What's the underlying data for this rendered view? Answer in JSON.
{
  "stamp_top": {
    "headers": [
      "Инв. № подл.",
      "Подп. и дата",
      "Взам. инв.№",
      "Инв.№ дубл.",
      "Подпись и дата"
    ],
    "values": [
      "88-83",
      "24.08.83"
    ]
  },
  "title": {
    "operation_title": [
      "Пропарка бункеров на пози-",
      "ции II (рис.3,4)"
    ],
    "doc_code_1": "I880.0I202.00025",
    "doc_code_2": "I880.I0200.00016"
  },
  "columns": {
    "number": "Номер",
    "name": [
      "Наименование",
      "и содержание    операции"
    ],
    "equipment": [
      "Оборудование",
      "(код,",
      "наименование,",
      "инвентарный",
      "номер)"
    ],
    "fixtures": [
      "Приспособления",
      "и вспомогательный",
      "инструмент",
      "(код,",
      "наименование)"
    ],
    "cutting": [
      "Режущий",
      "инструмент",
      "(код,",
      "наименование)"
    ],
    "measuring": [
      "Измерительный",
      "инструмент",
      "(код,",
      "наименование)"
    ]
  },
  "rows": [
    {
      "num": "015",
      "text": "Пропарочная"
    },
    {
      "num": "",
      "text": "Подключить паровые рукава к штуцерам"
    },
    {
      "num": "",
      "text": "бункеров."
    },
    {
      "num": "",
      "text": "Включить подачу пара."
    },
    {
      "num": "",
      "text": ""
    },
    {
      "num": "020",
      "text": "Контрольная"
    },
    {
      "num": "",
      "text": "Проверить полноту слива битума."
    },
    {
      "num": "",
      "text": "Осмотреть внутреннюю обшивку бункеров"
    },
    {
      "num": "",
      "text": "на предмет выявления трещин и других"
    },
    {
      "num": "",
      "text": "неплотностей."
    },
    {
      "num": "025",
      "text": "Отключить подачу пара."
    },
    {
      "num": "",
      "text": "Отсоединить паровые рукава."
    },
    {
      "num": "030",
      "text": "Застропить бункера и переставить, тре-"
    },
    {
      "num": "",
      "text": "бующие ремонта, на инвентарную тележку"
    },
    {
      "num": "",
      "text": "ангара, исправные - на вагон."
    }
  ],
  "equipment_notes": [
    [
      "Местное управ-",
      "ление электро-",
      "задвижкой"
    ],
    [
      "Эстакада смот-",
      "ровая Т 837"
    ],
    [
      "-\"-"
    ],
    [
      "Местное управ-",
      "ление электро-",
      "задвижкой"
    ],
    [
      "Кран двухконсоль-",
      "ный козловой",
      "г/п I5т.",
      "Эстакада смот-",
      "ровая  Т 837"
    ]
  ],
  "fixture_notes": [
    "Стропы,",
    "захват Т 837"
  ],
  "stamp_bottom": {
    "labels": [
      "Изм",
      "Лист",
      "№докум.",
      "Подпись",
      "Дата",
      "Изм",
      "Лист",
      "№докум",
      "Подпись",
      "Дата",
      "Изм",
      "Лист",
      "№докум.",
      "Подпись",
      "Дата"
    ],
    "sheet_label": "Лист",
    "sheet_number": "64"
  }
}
--
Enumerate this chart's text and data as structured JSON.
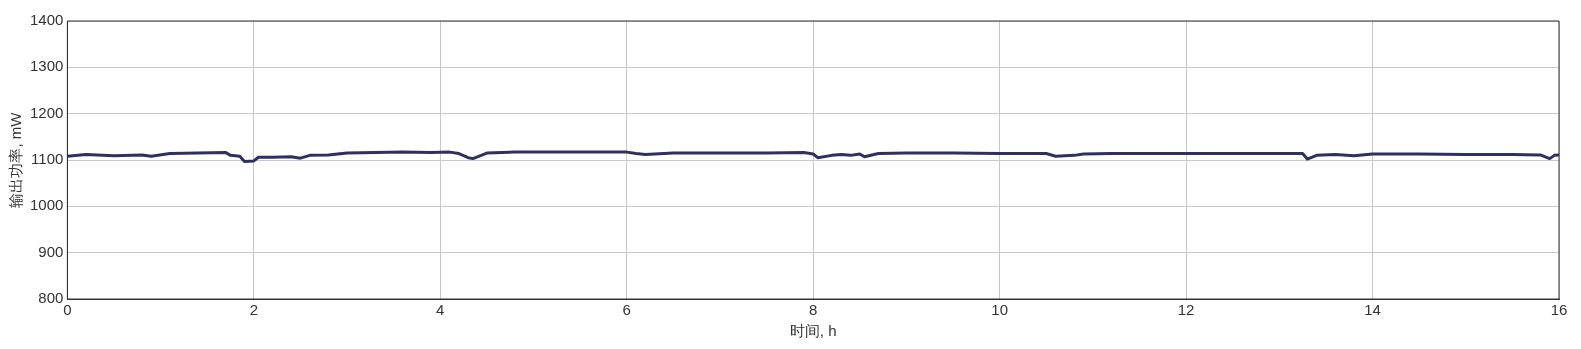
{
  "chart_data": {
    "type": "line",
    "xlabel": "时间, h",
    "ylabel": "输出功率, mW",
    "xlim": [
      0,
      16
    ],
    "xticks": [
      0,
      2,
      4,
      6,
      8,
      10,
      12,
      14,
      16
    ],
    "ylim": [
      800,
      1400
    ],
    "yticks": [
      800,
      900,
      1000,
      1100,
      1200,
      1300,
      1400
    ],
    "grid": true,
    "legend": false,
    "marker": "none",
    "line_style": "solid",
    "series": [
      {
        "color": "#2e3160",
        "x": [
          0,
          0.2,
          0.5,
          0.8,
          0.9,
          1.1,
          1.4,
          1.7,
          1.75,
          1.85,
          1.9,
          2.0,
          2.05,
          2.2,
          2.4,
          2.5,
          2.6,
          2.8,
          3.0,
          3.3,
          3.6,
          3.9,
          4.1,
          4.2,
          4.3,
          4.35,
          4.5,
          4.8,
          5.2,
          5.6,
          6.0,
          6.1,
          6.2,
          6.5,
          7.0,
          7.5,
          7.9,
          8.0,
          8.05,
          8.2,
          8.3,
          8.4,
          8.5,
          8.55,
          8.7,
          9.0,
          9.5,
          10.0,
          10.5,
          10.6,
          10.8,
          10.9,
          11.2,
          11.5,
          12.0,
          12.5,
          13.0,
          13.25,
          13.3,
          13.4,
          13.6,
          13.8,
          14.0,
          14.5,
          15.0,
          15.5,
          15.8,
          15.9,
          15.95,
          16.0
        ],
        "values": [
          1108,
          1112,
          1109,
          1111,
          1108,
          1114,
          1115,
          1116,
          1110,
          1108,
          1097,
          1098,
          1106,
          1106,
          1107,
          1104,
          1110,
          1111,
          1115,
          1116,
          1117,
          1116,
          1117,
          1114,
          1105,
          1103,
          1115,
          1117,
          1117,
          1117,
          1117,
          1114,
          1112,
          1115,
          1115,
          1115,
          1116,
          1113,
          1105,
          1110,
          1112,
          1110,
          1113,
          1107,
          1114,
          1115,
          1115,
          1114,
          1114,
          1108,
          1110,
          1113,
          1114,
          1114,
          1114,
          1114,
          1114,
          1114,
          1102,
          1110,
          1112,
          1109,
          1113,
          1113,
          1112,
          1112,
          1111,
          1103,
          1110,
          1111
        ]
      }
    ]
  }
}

**SET EXERCISE**
Where does the word "пара" appear in the listing? List each line that holds it.

**SOLUTION TO THE EXERCISE**
      "text": "Включить подачу пара."
      "text": "Отключить подачу пара."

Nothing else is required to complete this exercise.